Look through the records below and give the number of lines holding the string "them", nothing more.

** begin **

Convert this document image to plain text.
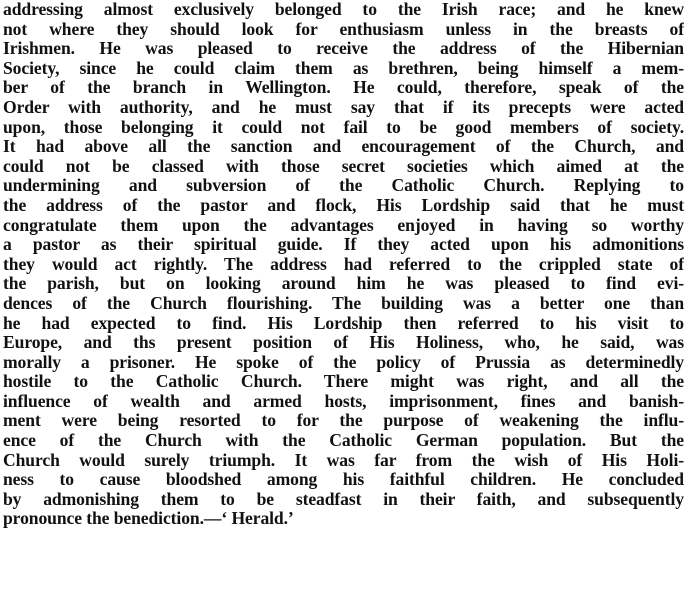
addressing almost exclusively belonged to the Irish race; and he knew
not where they should look for enthusiasm unless in the breasts of
Irishmen. He was pleased to receive the address of the Hibernian
Society, since he could claim them as brethren, being himself a mem-
ber of the branch in Wellington. He could, therefore, speak of the
Order with authority, and he must say that if its precepts were acted
upon, those belonging it could not fail to be good members of society.
It had above all the sanction and encouragement of the Church, and
could not be classed with those secret societies which aimed at the
undermining and subversion of the Catholic Church. Replying to
the address of the pastor and flock, His Lordship said that he must
congratulate them upon the advantages enjoyed in having so worthy
a pastor as their spiritual guide. If they acted upon his admonitions
they would act rightly. The address had referred to the crippled state of
the parish, but on looking around him he was pleased to find evi-
dences of the Church flourishing. The building was a better one than
he had expected to find. His Lordship then referred to his visit to
Europe, and ths present position of His Holiness, who, he said, was
morally a prisoner. He spoke of the policy of Prussia as determinedly
hostile to the Catholic Church. There might was right, and all the
influence of wealth and armed hosts, imprisonment, fines and banish-
ment were being resorted to for the purpose of weakening the influ-
ence of the Church with the Catholic German population. But the
Church would surely triumph. It was far from the wish of His Holi-
ness to cause bloodshed among his faithful children. He concluded
by admonishing them to be steadfast in their faith, and subsequently
pronounce the benediction.—‘ Herald.’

** end **

### Response to the exercise
3